Every line that includes the word "JSON" is to be listed.

# [EXERCISE DATA]

◆ ◆ ◆

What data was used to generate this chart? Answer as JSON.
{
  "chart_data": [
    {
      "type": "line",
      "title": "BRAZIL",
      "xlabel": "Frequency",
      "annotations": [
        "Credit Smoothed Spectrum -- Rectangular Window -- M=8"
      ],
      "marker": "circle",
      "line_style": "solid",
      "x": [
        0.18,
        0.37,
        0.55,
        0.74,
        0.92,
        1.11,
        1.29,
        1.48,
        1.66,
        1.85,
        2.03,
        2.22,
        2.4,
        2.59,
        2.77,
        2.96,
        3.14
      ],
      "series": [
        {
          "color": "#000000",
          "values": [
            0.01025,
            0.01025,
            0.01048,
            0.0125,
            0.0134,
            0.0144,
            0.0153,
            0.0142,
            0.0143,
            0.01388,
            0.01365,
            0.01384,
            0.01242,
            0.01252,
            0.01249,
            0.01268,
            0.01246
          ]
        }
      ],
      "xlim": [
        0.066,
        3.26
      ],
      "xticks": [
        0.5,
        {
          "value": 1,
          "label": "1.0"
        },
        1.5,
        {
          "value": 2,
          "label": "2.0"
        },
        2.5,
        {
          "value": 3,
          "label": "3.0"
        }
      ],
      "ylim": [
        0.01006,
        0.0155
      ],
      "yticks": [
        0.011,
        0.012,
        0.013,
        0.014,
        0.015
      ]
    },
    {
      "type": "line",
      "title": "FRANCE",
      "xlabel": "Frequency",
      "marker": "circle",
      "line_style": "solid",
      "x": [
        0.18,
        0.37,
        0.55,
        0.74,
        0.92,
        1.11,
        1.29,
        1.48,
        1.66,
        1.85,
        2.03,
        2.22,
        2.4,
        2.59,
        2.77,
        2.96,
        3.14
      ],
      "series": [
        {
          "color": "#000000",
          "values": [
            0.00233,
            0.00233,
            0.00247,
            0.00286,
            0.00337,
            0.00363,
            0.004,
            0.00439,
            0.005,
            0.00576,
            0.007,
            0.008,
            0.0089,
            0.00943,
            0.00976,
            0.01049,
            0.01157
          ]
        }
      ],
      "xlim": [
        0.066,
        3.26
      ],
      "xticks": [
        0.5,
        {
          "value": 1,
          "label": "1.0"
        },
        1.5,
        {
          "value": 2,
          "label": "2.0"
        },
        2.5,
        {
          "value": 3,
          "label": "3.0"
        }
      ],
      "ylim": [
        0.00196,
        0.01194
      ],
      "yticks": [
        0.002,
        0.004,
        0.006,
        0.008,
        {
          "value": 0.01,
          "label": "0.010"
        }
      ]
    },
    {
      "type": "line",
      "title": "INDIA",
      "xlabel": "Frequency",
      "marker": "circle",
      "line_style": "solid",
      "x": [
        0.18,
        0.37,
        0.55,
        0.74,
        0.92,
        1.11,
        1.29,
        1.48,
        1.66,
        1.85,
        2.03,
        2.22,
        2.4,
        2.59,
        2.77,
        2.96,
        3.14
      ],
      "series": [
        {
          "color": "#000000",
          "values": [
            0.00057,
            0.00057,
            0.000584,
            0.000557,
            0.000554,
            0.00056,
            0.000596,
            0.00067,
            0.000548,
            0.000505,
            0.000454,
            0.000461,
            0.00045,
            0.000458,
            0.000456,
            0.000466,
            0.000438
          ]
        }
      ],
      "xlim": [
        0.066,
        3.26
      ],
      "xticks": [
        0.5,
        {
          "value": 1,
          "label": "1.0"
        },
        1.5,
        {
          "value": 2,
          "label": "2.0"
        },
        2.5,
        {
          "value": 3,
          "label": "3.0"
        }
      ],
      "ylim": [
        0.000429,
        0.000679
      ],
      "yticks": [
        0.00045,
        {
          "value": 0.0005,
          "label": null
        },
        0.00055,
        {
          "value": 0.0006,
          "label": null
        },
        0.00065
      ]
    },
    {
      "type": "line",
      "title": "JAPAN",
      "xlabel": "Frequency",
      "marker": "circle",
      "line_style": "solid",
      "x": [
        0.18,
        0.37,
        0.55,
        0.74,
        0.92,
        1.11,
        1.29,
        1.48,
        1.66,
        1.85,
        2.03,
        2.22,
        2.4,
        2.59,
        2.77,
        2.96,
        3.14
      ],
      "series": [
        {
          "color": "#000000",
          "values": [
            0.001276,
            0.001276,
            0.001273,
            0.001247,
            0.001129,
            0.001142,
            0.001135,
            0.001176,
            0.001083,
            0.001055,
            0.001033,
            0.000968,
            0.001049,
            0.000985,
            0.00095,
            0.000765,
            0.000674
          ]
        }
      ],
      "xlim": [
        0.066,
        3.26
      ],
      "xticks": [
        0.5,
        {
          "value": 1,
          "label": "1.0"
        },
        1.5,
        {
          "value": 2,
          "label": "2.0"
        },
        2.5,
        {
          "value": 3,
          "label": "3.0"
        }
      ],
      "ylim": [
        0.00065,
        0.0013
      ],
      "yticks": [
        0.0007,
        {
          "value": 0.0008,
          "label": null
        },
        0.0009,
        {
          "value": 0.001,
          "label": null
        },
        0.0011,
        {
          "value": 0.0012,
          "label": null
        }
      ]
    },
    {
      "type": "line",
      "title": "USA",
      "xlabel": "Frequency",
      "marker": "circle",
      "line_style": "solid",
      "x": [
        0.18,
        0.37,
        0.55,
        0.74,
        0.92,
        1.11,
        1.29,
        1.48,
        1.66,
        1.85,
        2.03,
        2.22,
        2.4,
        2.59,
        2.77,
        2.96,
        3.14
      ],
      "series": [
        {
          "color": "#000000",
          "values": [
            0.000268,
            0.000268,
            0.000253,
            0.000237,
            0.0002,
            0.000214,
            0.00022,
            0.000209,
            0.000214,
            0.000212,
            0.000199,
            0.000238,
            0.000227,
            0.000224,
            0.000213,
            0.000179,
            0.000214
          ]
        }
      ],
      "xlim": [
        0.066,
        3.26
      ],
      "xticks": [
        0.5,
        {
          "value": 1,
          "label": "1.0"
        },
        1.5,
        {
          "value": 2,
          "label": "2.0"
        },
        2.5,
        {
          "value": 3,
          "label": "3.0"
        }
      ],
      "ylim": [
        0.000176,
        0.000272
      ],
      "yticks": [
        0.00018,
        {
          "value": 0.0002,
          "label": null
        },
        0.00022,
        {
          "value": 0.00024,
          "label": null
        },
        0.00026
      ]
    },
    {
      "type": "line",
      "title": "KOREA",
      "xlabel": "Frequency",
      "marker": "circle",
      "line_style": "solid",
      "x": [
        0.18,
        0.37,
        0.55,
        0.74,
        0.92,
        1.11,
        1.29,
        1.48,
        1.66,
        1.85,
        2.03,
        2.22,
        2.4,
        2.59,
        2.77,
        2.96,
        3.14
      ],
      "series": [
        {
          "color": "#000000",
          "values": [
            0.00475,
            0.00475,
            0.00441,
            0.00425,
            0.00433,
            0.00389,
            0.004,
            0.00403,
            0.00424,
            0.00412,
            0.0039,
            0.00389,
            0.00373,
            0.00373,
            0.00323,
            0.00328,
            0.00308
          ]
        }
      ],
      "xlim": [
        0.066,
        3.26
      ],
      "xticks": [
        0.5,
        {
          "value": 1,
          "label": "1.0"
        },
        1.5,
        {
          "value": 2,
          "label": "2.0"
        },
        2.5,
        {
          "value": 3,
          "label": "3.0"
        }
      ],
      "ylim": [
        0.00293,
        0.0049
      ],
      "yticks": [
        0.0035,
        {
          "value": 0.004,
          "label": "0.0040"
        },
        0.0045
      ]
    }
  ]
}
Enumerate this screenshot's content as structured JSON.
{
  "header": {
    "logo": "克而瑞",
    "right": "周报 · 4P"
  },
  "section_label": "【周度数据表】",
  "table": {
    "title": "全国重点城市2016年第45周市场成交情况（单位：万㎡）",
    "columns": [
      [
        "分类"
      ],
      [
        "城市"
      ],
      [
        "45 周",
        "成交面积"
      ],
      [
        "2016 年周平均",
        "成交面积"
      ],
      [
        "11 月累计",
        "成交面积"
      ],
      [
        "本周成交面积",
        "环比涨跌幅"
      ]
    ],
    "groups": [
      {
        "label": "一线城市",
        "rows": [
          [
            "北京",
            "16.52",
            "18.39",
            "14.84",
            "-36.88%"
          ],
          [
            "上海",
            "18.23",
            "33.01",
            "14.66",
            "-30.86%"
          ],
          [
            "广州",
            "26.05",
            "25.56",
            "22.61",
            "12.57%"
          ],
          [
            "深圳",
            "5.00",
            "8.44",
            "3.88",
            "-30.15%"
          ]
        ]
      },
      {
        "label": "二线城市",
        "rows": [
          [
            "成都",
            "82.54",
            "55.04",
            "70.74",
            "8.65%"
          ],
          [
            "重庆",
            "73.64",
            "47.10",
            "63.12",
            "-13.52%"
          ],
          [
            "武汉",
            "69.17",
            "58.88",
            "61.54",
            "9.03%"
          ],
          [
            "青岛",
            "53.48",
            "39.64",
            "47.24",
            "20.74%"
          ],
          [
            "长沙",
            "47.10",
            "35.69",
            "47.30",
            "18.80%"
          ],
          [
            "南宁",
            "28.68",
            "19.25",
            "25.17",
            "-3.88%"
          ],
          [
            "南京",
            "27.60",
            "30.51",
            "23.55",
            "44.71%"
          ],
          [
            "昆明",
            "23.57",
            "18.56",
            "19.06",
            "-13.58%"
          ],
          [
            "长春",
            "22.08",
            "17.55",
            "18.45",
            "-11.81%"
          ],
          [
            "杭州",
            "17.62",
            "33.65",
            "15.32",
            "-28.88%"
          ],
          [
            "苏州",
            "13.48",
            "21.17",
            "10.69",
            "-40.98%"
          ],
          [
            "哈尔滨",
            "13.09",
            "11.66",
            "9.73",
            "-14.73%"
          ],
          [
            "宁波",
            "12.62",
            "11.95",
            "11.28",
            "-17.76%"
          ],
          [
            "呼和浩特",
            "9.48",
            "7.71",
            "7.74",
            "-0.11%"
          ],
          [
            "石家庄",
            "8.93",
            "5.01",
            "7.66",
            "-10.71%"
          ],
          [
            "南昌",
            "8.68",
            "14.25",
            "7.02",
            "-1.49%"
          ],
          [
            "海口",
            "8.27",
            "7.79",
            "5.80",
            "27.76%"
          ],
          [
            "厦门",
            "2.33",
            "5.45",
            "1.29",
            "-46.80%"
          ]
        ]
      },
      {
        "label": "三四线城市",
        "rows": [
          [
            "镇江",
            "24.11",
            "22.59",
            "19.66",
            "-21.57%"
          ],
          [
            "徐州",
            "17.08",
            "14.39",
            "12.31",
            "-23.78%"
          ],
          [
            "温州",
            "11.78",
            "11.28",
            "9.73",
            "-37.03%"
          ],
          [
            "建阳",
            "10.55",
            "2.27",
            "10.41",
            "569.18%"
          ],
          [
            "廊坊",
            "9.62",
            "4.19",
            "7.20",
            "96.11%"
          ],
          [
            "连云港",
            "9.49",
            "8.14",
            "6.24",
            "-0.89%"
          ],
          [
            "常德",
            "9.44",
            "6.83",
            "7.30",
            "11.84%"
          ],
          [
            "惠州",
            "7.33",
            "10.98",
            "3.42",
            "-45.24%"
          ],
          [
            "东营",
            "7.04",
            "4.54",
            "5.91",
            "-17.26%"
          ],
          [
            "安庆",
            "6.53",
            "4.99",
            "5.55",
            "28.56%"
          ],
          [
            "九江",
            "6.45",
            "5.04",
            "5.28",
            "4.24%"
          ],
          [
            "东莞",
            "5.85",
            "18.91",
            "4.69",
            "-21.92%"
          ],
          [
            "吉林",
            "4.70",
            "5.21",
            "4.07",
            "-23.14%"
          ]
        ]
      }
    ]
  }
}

◆ ◆ ◆

# [FULL ANSWER]
What data was used to generate this chart? Answer as JSON.
Enumerate this screenshot's content as structured JSON.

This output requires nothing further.